++++ Input ++++

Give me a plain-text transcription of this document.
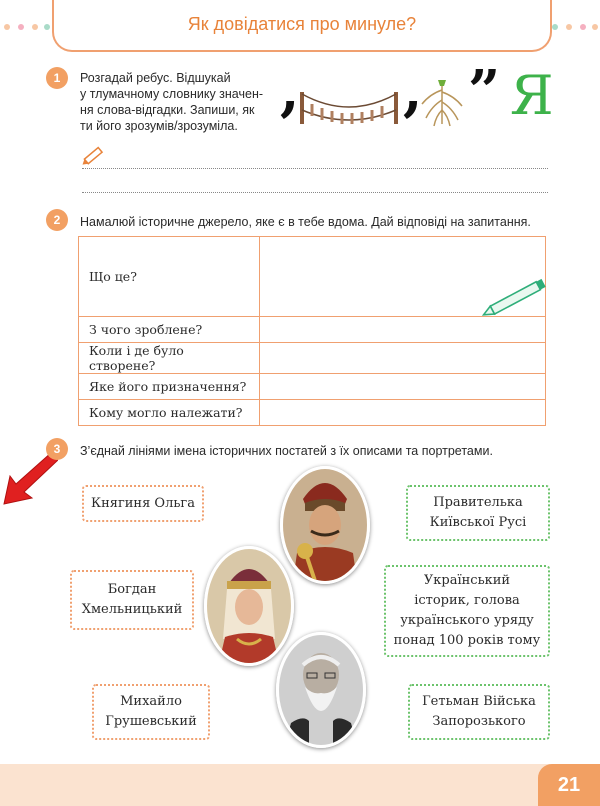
Як довідатися про минуле?
1	Розгадай ребус. Відшукай
у тлумачному словнику значен-
ня слова-відгадки. Запиши, як
ти його зрозумів/зрозуміла.
, , ” Я
2	Намалюй історичне джерело, яке є в тебе вдома. Дай відповіді на запитання.
Що це?	

З чого зроблене?	
Коли і де було створене?	
Яке його призначення?	
Кому могло належати?	
3	З’єднай лініями імена історичних постатей з їх описами та портретами.
Княгиня Ольга
Богдан
Хмельницький
Михайло
Грушевський
Правителька
Київської Русі
Український
історик, голова
українського уряду
понад 100 років тому
Гетьман Війська
Запорозького
21
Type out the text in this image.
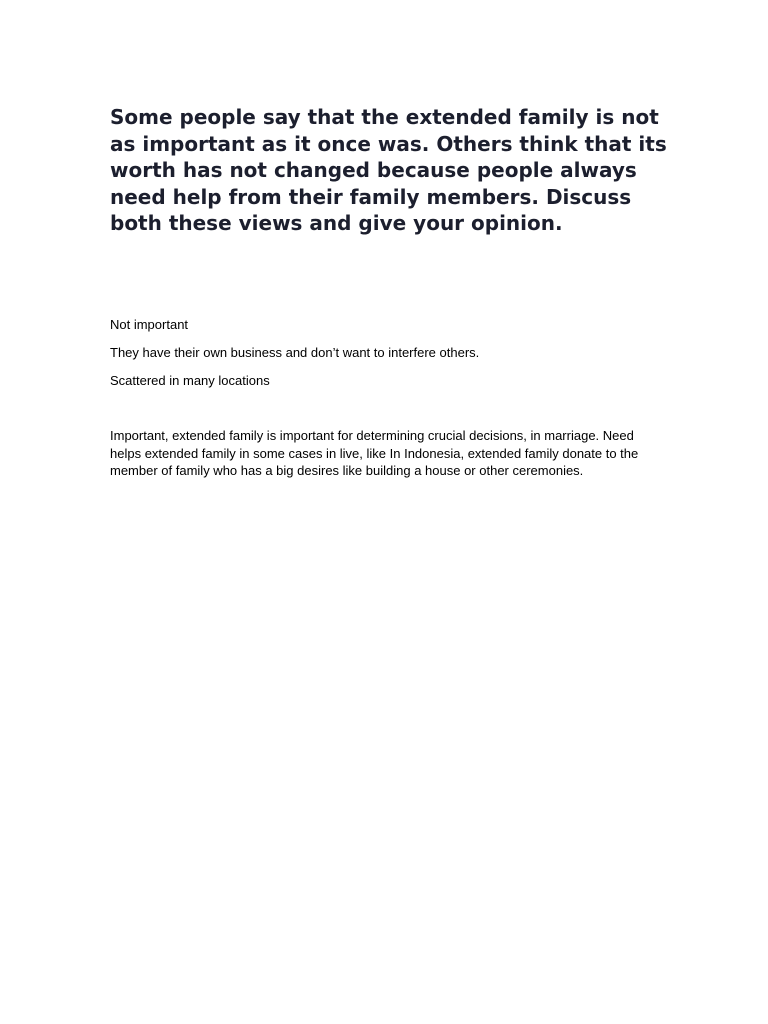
Some people say that the extended family is not as important as it once was. Others think that its worth has not changed because people always need help from their family members. Discuss both these views and give your opinion.

Not important

They have their own business and don’t want to interfere others.

Scattered in many locations

Important, extended family is important for determining crucial decisions, in marriage. Need helps extended family in some cases in live, like In Indonesia, extended family donate to the member of family who has a big desires like building a house or other ceremonies.
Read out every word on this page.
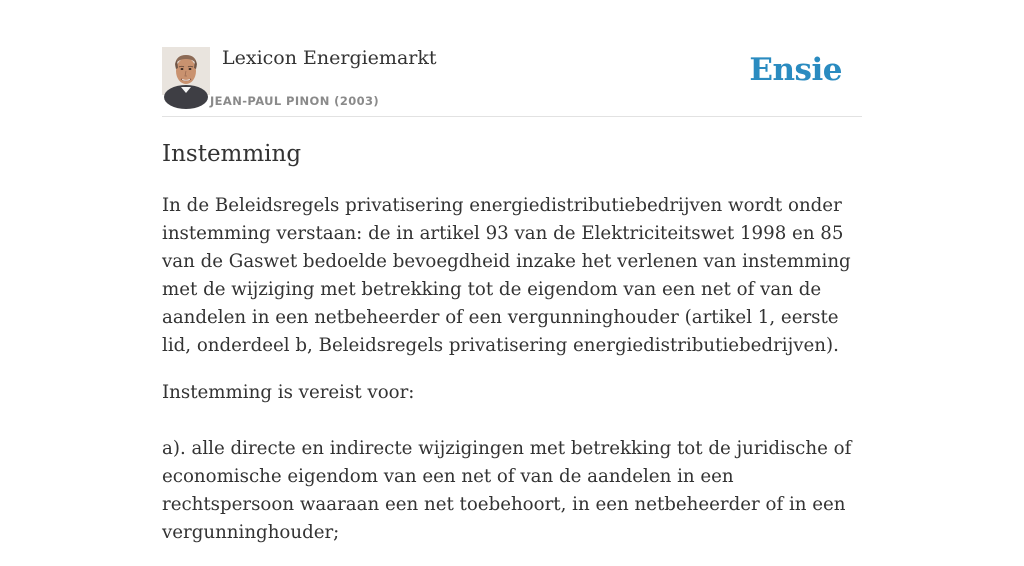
Lexicon Energiemarkt
JEAN-PAUL PINON (2003)
Ensie
Instemming

In de Beleidsregels privatisering energiedistributiebedrijven wordt onder instemming verstaan: de in artikel 93 van de Elektriciteitswet 1998 en 85 van de Gaswet bedoelde bevoegdheid inzake het verlenen van instemming met de wijziging met betrekking tot de eigendom van een net of van de aandelen in een netbeheerder of een vergunninghouder (artikel 1, eerste lid, onderdeel b, Beleidsregels privatisering energiedistributiebedrijven).

Instemming is vereist voor:

a). alle directe en indirecte wijzigingen met betrekking tot de juridische of economische eigendom van een net of van de aandelen in een rechtspersoon waaraan een net toebehoort, in een netbeheerder of in een vergunninghouder;
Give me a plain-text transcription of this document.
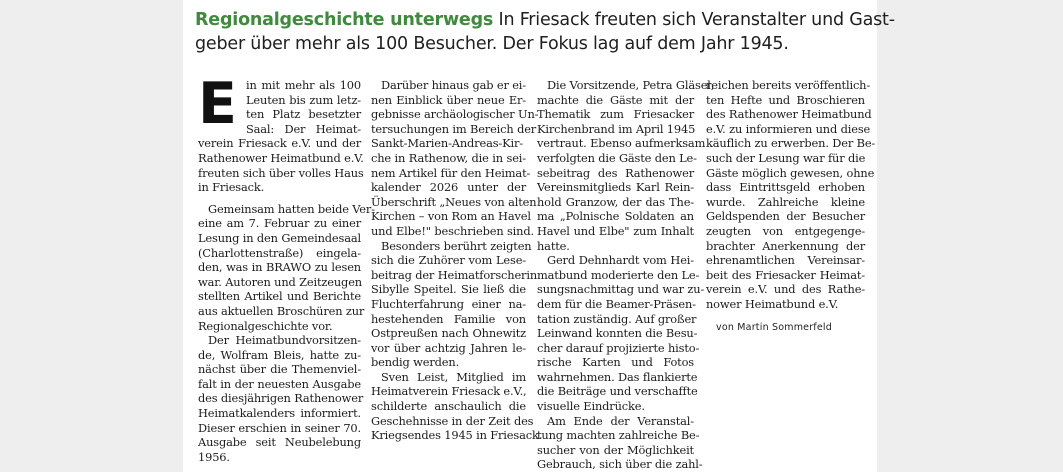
Regionalgeschichte unterwegs In Friesack freuten sich Veranstalter und Gast-
geber über mehr als 100 Besucher. Der Fokus lag auf dem Jahr 1945.
E in mit mehr als 100
Leuten bis zum letz-
ten Platz besetzter
Saal: Der Heimat-
verein Friesack e.V. und der
Rathenower Heimatbund e.V.
freuten sich über volles Haus
in Friesack.
Gemeinsam hatten beide Ver-
eine am 7. Februar zu einer
Lesung in den Gemeindesaal
(Charlottenstraße) eingela-
den, was in BRAWO zu lesen
war. Autoren und Zeitzeugen
stellten Artikel und Berichte
aus aktuellen Broschüren zur
Regionalgeschichte vor.
Der Heimatbundvorsitzen-
de, Wolfram Bleis, hatte zu-
nächst über die Themenviel-
falt in der neuesten Ausgabe
des diesjährigen Rathenower
Heimatkalenders informiert.
Dieser erschien in seiner 70.
Ausgabe seit Neubelebung
1956.
Darüber hinaus gab er ei-
nen Einblick über neue Er-
gebnisse archäologischer Un-
tersuchungen im Bereich der
Sankt-Marien-Andreas-Kir-
che in Rathenow, die in sei-
nem Artikel für den Heimat-
kalender 2026 unter der
Überschrift „Neues von alten
Kirchen – von Rom an Havel
und Elbe!" beschrieben sind.
Besonders berührt zeigten
sich die Zuhörer vom Lese-
beitrag der Heimatforscherin
Sibylle Speitel. Sie ließ die
Fluchterfahrung einer na-
hestehenden Familie von
Ostpreußen nach Ohnewitz
vor über achtzig Jahren le-
bendig werden.
Sven Leist, Mitglied im
Heimatverein Friesack e.V.,
schilderte anschaulich die
Geschehnisse in der Zeit des
Kriegsendes 1945 in Friesack.
Die Vorsitzende, Petra Gläsel,
machte die Gäste mit der
Thematik zum Friesacker
Kirchenbrand im April 1945
vertraut. Ebenso aufmerksam
verfolgten die Gäste den Le-
sebeitrag des Rathenower
Vereinsmitglieds Karl Rein-
hold Granzow, der das The-
ma „Polnische Soldaten an
Havel und Elbe" zum Inhalt
hatte.
Gerd Dehnhardt vom Hei-
matbund moderierte den Le-
sungsnachmittag und war zu-
dem für die Beamer-Präsen-
tation zuständig. Auf großer
Leinwand konnten die Besu-
cher darauf projizierte histo-
rische Karten und Fotos
wahrnehmen. Das flankierte
die Beiträge und verschaffte
visuelle Eindrücke.
Am Ende der Veranstal-
tung machten zahlreiche Be-
sucher von der Möglichkeit
Gebrauch, sich über die zahl-
reichen bereits veröffentlich-
ten Hefte und Broschieren
des Rathenower Heimatbund
e.V. zu informieren und diese
käuflich zu erwerben. Der Be-
such der Lesung war für die
Gäste möglich gewesen, ohne
dass Eintrittsgeld erhoben
wurde. Zahlreiche kleine
Geldspenden der Besucher
zeugten von entgegenge-
brachter Anerkennung der
ehrenamtlichen Vereinsar-
beit des Friesacker Heimat-
verein e.V. und des Rathe-
nower Heimatbund e.V.
von Martin Sommerfeld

++++

**Work instructions:** Scan the material above. Copy each line that holds the word "Rathenower".

**Result of the task:**
Rathenower Heimatbund e.V.
des diesjährigen Rathenower
sebeitrag des Rathenower
des Rathenower Heimatbund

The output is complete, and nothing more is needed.